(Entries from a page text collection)
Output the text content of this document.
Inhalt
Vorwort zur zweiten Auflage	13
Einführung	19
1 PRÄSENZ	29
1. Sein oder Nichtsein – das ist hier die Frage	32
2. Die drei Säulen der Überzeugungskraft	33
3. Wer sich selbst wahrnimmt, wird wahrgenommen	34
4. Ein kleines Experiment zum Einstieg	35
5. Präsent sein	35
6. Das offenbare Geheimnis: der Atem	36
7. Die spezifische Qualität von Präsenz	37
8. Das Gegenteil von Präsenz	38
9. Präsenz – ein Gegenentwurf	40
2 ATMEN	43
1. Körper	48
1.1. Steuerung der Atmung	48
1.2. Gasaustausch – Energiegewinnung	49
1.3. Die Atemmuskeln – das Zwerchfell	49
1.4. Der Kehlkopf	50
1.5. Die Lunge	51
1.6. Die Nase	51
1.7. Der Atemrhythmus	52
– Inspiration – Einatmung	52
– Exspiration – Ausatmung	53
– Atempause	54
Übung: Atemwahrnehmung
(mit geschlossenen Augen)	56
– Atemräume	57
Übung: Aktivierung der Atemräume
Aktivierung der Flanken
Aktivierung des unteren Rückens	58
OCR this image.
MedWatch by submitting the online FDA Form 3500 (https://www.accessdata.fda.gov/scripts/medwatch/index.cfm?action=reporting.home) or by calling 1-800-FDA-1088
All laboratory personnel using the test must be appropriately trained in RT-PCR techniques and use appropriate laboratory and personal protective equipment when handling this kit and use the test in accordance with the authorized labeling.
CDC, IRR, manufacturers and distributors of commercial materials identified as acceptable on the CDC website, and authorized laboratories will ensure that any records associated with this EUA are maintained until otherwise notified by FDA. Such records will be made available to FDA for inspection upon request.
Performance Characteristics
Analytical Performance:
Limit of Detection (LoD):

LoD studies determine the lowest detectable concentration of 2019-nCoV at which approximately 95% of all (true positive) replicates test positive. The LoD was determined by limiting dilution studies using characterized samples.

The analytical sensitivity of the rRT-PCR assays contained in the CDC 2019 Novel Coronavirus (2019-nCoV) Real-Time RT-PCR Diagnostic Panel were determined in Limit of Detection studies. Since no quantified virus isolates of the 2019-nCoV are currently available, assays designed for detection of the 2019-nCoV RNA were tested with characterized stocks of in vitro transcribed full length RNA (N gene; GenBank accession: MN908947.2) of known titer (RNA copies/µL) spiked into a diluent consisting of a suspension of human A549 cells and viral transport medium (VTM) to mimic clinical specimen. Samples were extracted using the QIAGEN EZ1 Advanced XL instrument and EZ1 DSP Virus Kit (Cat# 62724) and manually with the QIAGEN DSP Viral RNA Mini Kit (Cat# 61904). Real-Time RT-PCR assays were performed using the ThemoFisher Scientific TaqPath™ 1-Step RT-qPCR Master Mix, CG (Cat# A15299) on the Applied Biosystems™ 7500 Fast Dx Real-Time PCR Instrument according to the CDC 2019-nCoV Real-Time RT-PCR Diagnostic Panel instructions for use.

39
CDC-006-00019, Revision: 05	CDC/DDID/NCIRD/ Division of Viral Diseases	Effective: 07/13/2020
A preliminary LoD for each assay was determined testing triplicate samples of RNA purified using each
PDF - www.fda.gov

» **ABOUT THIS TASK**: Your task is to say how many lines in the entries above contain the word "characterized". Please write only the number.

» **TASK ANSWER**: 2